§ **Some records**
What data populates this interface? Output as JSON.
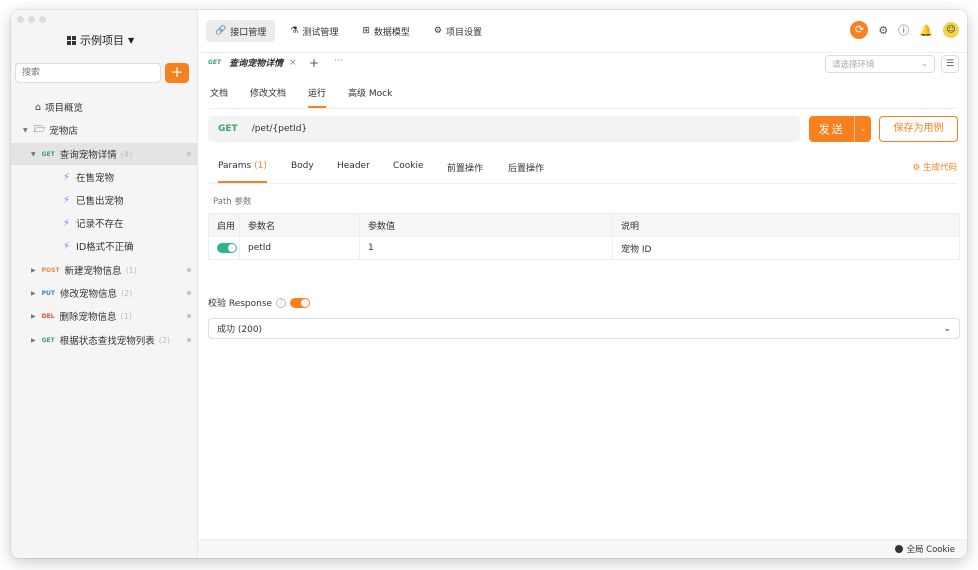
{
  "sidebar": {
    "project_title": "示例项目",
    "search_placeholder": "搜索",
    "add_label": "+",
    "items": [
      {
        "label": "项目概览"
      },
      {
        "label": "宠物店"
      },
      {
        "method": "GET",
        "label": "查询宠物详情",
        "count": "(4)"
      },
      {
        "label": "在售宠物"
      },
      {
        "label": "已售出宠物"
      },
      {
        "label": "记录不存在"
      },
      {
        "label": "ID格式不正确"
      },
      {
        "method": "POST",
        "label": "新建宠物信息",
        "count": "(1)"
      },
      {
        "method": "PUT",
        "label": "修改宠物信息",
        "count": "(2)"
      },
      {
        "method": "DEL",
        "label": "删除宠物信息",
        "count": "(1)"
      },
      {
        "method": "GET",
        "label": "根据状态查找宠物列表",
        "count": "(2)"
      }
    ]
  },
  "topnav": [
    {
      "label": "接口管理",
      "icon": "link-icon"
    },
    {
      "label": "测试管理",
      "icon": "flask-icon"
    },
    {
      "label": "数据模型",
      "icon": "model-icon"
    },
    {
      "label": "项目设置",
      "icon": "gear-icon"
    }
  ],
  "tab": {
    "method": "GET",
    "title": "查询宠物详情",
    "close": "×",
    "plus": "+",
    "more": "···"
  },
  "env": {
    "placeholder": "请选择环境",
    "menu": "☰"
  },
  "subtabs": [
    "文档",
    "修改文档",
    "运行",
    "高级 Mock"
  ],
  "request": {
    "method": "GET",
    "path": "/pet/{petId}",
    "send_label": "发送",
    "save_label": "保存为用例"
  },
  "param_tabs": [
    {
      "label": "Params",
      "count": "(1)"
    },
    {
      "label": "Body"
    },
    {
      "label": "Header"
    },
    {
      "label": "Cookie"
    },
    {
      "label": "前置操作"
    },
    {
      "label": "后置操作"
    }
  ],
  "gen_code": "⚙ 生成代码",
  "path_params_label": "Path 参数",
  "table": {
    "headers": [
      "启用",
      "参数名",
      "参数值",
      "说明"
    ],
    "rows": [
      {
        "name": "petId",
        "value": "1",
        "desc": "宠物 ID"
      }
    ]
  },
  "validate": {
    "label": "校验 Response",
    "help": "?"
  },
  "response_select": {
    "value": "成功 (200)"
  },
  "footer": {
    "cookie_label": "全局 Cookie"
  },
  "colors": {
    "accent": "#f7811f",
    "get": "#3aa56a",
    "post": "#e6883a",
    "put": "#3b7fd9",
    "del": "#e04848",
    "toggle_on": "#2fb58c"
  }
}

§ **Do this**
Leave the pictures out and copy the rest of the data exactly.

§ **Full answer**
What data populates this interface? Output as JSON.
{
  "sidebar": {
    "project_title": "示例项目",
    "search_placeholder": "搜索",
    "add_label": "+",
    "items": [
      {
        "label": "项目概览"
      },
      {
        "label": "宠物店"
      },
      {
        "method": "GET",
        "label": "查询宠物详情",
        "count": "(4)"
      },
      {
        "label": "在售宠物"
      },
      {
        "label": "已售出宠物"
      },
      {
        "label": "记录不存在"
      },
      {
        "label": "ID格式不正确"
      },
      {
        "method": "POST",
        "label": "新建宠物信息",
        "count": "(1)"
      },
      {
        "method": "PUT",
        "label": "修改宠物信息",
        "count": "(2)"
      },
      {
        "method": "DEL",
        "label": "删除宠物信息",
        "count": "(1)"
      },
      {
        "method": "GET",
        "label": "根据状态查找宠物列表",
        "count": "(2)"
      }
    ]
  },
  "topnav": [
    {
      "label": "接口管理",
      "icon": "link-icon"
    },
    {
      "label": "测试管理",
      "icon": "flask-icon"
    },
    {
      "label": "数据模型",
      "icon": "model-icon"
    },
    {
      "label": "项目设置",
      "icon": "gear-icon"
    }
  ],
  "tab": {
    "method": "GET",
    "title": "查询宠物详情",
    "close": "×",
    "plus": "+",
    "more": "···"
  },
  "env": {
    "placeholder": "请选择环境",
    "menu": "☰"
  },
  "subtabs": [
    "文档",
    "修改文档",
    "运行",
    "高级 Mock"
  ],
  "request": {
    "method": "GET",
    "path": "/pet/{petId}",
    "send_label": "发送",
    "save_label": "保存为用例"
  },
  "param_tabs": [
    {
      "label": "Params",
      "count": "(1)"
    },
    {
      "label": "Body"
    },
    {
      "label": "Header"
    },
    {
      "label": "Cookie"
    },
    {
      "label": "前置操作"
    },
    {
      "label": "后置操作"
    }
  ],
  "gen_code": "⚙ 生成代码",
  "path_params_label": "Path 参数",
  "table": {
    "headers": [
      "启用",
      "参数名",
      "参数值",
      "说明"
    ],
    "rows": [
      {
        "name": "petId",
        "value": "1",
        "desc": "宠物 ID"
      }
    ]
  },
  "validate": {
    "label": "校验 Response",
    "help": "?"
  },
  "response_select": {
    "value": "成功 (200)"
  },
  "footer": {
    "cookie_label": "全局 Cookie"
  },
  "colors": {
    "accent": "#f7811f",
    "get": "#3aa56a",
    "post": "#e6883a",
    "put": "#3b7fd9",
    "del": "#e04848",
    "toggle_on": "#2fb58c"
  }
}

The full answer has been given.